GIVEN PROBLEM: Write out the listing beneath this instruction in its entirety, exactly as it reads.

-- Begin --

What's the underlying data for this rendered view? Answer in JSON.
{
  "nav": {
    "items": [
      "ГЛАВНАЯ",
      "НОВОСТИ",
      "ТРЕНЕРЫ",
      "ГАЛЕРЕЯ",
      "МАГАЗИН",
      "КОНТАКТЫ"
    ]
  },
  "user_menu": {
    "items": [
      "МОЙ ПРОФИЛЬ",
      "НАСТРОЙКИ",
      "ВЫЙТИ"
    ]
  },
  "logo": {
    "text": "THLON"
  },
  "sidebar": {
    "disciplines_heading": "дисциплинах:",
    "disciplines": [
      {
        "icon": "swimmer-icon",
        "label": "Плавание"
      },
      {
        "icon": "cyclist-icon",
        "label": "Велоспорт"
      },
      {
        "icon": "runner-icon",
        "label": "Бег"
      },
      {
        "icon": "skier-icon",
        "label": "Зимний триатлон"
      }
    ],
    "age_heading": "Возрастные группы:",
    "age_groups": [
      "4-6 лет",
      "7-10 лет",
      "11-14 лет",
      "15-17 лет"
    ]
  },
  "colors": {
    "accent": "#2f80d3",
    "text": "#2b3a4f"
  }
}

-- End --

CORRECT RESULT:
What's the underlying data for this rendered view? Answer in JSON.
{
  "nav": {
    "items": [
      "ГЛАВНАЯ",
      "НОВОСТИ",
      "ТРЕНЕРЫ",
      "ГАЛЕРЕЯ",
      "МАГАЗИН",
      "КОНТАКТЫ"
    ]
  },
  "user_menu": {
    "items": [
      "МОЙ ПРОФИЛЬ",
      "НАСТРОЙКИ",
      "ВЫЙТИ"
    ]
  },
  "logo": {
    "text": "THLON"
  },
  "sidebar": {
    "disciplines_heading": "дисциплинах:",
    "disciplines": [
      {
        "icon": "swimmer-icon",
        "label": "Плавание"
      },
      {
        "icon": "cyclist-icon",
        "label": "Велоспорт"
      },
      {
        "icon": "runner-icon",
        "label": "Бег"
      },
      {
        "icon": "skier-icon",
        "label": "Зимний триатлон"
      }
    ],
    "age_heading": "Возрастные группы:",
    "age_groups": [
      "4-6 лет",
      "7-10 лет",
      "11-14 лет",
      "15-17 лет"
    ]
  },
  "colors": {
    "accent": "#2f80d3",
    "text": "#2b3a4f"
  }
}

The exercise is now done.